*** Excerpted data

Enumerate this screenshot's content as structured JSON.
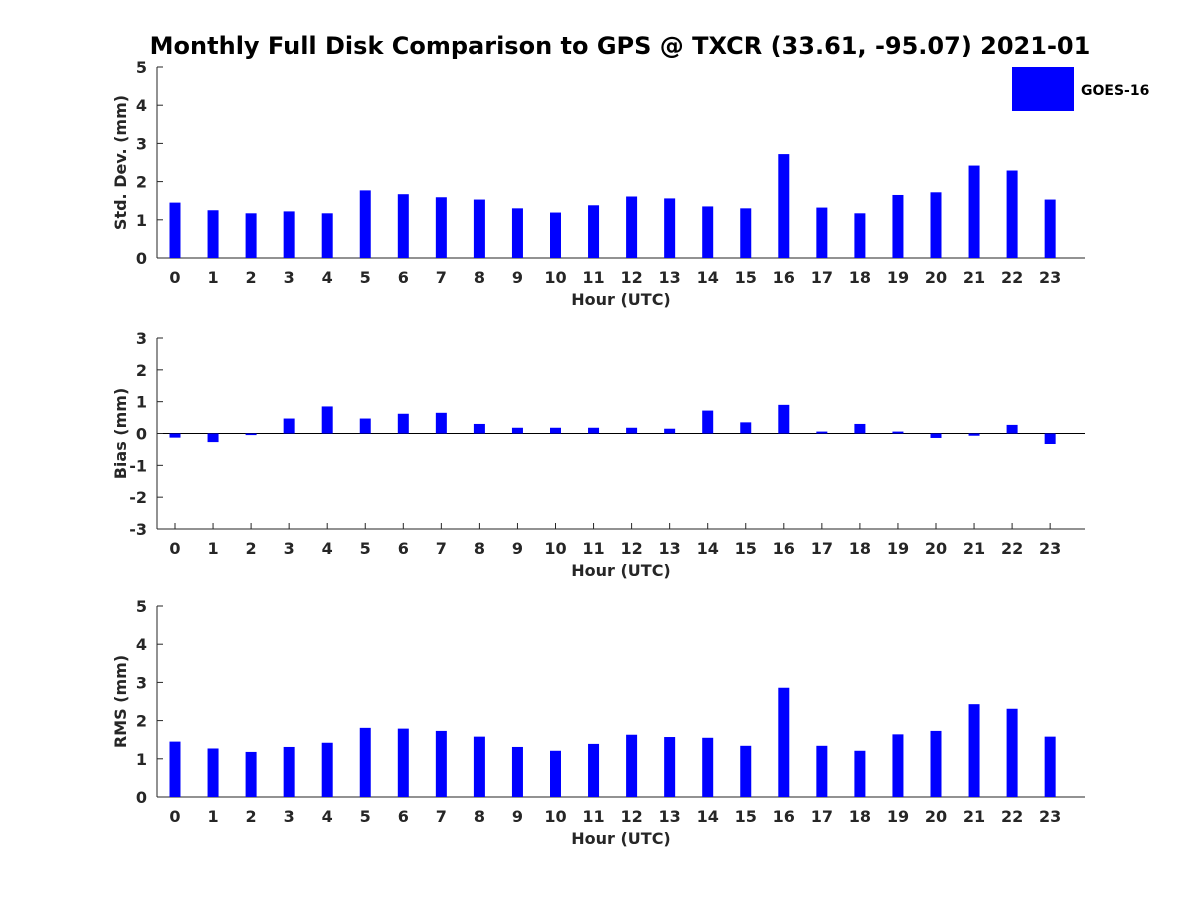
{
  "title": "Monthly Full Disk Comparison to GPS @ TXCR (33.61, -95.07) 2021-01",
  "legend": {
    "label": "GOES-16",
    "color": "#0000ff"
  },
  "chart_data": [
    {
      "type": "bar",
      "name": "std",
      "ylabel": "Std. Dev. (mm)",
      "xlabel": "Hour (UTC)",
      "ylim": [
        0,
        5
      ],
      "yticks": [
        "0",
        "1",
        "2",
        "3",
        "4",
        "5"
      ],
      "categories": [
        "0",
        "1",
        "2",
        "3",
        "4",
        "5",
        "6",
        "7",
        "8",
        "9",
        "10",
        "11",
        "12",
        "13",
        "14",
        "15",
        "16",
        "17",
        "18",
        "19",
        "20",
        "21",
        "22",
        "23"
      ],
      "series": [
        {
          "name": "GOES-16",
          "values": [
            1.45,
            1.25,
            1.17,
            1.22,
            1.17,
            1.77,
            1.67,
            1.59,
            1.53,
            1.3,
            1.19,
            1.38,
            1.61,
            1.56,
            1.35,
            1.3,
            2.72,
            1.32,
            1.17,
            1.65,
            1.72,
            2.42,
            2.29,
            1.53
          ]
        }
      ]
    },
    {
      "type": "bar",
      "name": "bias",
      "ylabel": "Bias (mm)",
      "xlabel": "Hour (UTC)",
      "ylim": [
        -3,
        3
      ],
      "yticks": [
        "-3",
        "-2",
        "-1",
        "0",
        "1",
        "2",
        "3"
      ],
      "categories": [
        "0",
        "1",
        "2",
        "3",
        "4",
        "5",
        "6",
        "7",
        "8",
        "9",
        "10",
        "11",
        "12",
        "13",
        "14",
        "15",
        "16",
        "17",
        "18",
        "19",
        "20",
        "21",
        "22",
        "23"
      ],
      "series": [
        {
          "name": "GOES-16",
          "values": [
            -0.13,
            -0.27,
            -0.05,
            0.47,
            0.85,
            0.47,
            0.62,
            0.65,
            0.3,
            0.18,
            0.18,
            0.18,
            0.18,
            0.15,
            0.72,
            0.35,
            0.9,
            0.06,
            0.3,
            0.06,
            -0.14,
            -0.07,
            0.27,
            -0.33
          ]
        }
      ]
    },
    {
      "type": "bar",
      "name": "rms",
      "ylabel": "RMS (mm)",
      "xlabel": "Hour (UTC)",
      "ylim": [
        0,
        5
      ],
      "yticks": [
        "0",
        "1",
        "2",
        "3",
        "4",
        "5"
      ],
      "categories": [
        "0",
        "1",
        "2",
        "3",
        "4",
        "5",
        "6",
        "7",
        "8",
        "9",
        "10",
        "11",
        "12",
        "13",
        "14",
        "15",
        "16",
        "17",
        "18",
        "19",
        "20",
        "21",
        "22",
        "23"
      ],
      "series": [
        {
          "name": "GOES-16",
          "values": [
            1.45,
            1.27,
            1.18,
            1.31,
            1.42,
            1.81,
            1.79,
            1.73,
            1.58,
            1.31,
            1.21,
            1.39,
            1.63,
            1.57,
            1.55,
            1.34,
            2.86,
            1.34,
            1.21,
            1.64,
            1.73,
            2.43,
            2.31,
            1.58
          ]
        }
      ]
    }
  ]
}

******

The problem: Retype the data above exactly; pictures are not part of the copy.

Written answer:
Enumerate this screenshot's content as structured JSON.
{
  "title": "Monthly Full Disk Comparison to GPS @ TXCR (33.61, -95.07) 2021-01",
  "legend": {
    "label": "GOES-16",
    "color": "#0000ff"
  },
  "chart_data": [
    {
      "type": "bar",
      "name": "std",
      "ylabel": "Std. Dev. (mm)",
      "xlabel": "Hour (UTC)",
      "ylim": [
        0,
        5
      ],
      "yticks": [
        "0",
        "1",
        "2",
        "3",
        "4",
        "5"
      ],
      "categories": [
        "0",
        "1",
        "2",
        "3",
        "4",
        "5",
        "6",
        "7",
        "8",
        "9",
        "10",
        "11",
        "12",
        "13",
        "14",
        "15",
        "16",
        "17",
        "18",
        "19",
        "20",
        "21",
        "22",
        "23"
      ],
      "series": [
        {
          "name": "GOES-16",
          "values": [
            1.45,
            1.25,
            1.17,
            1.22,
            1.17,
            1.77,
            1.67,
            1.59,
            1.53,
            1.3,
            1.19,
            1.38,
            1.61,
            1.56,
            1.35,
            1.3,
            2.72,
            1.32,
            1.17,
            1.65,
            1.72,
            2.42,
            2.29,
            1.53
          ]
        }
      ]
    },
    {
      "type": "bar",
      "name": "bias",
      "ylabel": "Bias (mm)",
      "xlabel": "Hour (UTC)",
      "ylim": [
        -3,
        3
      ],
      "yticks": [
        "-3",
        "-2",
        "-1",
        "0",
        "1",
        "2",
        "3"
      ],
      "categories": [
        "0",
        "1",
        "2",
        "3",
        "4",
        "5",
        "6",
        "7",
        "8",
        "9",
        "10",
        "11",
        "12",
        "13",
        "14",
        "15",
        "16",
        "17",
        "18",
        "19",
        "20",
        "21",
        "22",
        "23"
      ],
      "series": [
        {
          "name": "GOES-16",
          "values": [
            -0.13,
            -0.27,
            -0.05,
            0.47,
            0.85,
            0.47,
            0.62,
            0.65,
            0.3,
            0.18,
            0.18,
            0.18,
            0.18,
            0.15,
            0.72,
            0.35,
            0.9,
            0.06,
            0.3,
            0.06,
            -0.14,
            -0.07,
            0.27,
            -0.33
          ]
        }
      ]
    },
    {
      "type": "bar",
      "name": "rms",
      "ylabel": "RMS (mm)",
      "xlabel": "Hour (UTC)",
      "ylim": [
        0,
        5
      ],
      "yticks": [
        "0",
        "1",
        "2",
        "3",
        "4",
        "5"
      ],
      "categories": [
        "0",
        "1",
        "2",
        "3",
        "4",
        "5",
        "6",
        "7",
        "8",
        "9",
        "10",
        "11",
        "12",
        "13",
        "14",
        "15",
        "16",
        "17",
        "18",
        "19",
        "20",
        "21",
        "22",
        "23"
      ],
      "series": [
        {
          "name": "GOES-16",
          "values": [
            1.45,
            1.27,
            1.18,
            1.31,
            1.42,
            1.81,
            1.79,
            1.73,
            1.58,
            1.31,
            1.21,
            1.39,
            1.63,
            1.57,
            1.55,
            1.34,
            2.86,
            1.34,
            1.21,
            1.64,
            1.73,
            2.43,
            2.31,
            1.58
          ]
        }
      ]
    }
  ]
}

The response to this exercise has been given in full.